Check every line below for the word "title" and show those that hold it.

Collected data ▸
====

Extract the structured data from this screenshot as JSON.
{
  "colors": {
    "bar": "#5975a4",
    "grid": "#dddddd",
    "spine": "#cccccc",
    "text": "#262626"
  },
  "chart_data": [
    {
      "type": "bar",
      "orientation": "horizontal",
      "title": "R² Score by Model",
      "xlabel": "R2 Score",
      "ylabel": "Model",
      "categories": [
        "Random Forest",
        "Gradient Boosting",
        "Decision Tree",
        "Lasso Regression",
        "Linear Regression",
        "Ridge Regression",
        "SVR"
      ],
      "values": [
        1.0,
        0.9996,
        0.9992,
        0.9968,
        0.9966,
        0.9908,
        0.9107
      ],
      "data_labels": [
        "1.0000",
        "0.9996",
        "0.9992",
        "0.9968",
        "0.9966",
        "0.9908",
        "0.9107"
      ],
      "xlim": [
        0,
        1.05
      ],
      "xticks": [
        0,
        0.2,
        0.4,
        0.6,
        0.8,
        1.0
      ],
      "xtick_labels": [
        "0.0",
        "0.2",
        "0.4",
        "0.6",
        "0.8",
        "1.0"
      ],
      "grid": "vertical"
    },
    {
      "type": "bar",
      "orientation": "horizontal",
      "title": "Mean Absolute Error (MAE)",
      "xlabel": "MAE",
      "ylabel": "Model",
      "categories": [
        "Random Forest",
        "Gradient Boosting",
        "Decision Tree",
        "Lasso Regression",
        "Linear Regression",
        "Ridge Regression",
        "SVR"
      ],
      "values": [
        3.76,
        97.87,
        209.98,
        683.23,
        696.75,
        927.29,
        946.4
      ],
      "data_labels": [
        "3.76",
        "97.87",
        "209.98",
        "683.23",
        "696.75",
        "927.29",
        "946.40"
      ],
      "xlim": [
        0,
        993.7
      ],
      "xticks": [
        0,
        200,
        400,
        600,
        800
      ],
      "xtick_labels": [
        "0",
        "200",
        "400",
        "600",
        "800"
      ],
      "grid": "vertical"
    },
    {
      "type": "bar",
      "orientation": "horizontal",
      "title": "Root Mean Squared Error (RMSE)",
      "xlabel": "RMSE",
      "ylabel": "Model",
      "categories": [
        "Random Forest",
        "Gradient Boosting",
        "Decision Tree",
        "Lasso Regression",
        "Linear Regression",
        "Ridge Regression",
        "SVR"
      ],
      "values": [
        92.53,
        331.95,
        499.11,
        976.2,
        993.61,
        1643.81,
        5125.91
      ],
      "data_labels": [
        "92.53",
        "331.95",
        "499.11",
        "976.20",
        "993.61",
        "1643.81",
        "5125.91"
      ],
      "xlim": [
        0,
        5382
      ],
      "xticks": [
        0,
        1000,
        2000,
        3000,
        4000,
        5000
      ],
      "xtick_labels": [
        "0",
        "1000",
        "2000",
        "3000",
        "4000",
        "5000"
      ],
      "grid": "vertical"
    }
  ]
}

====

TASK RESULT ▸
      "title": "R² Score by Model",
      "title": "Mean Absolute Error (MAE)",
      "title": "Root Mean Squared Error (RMSE)",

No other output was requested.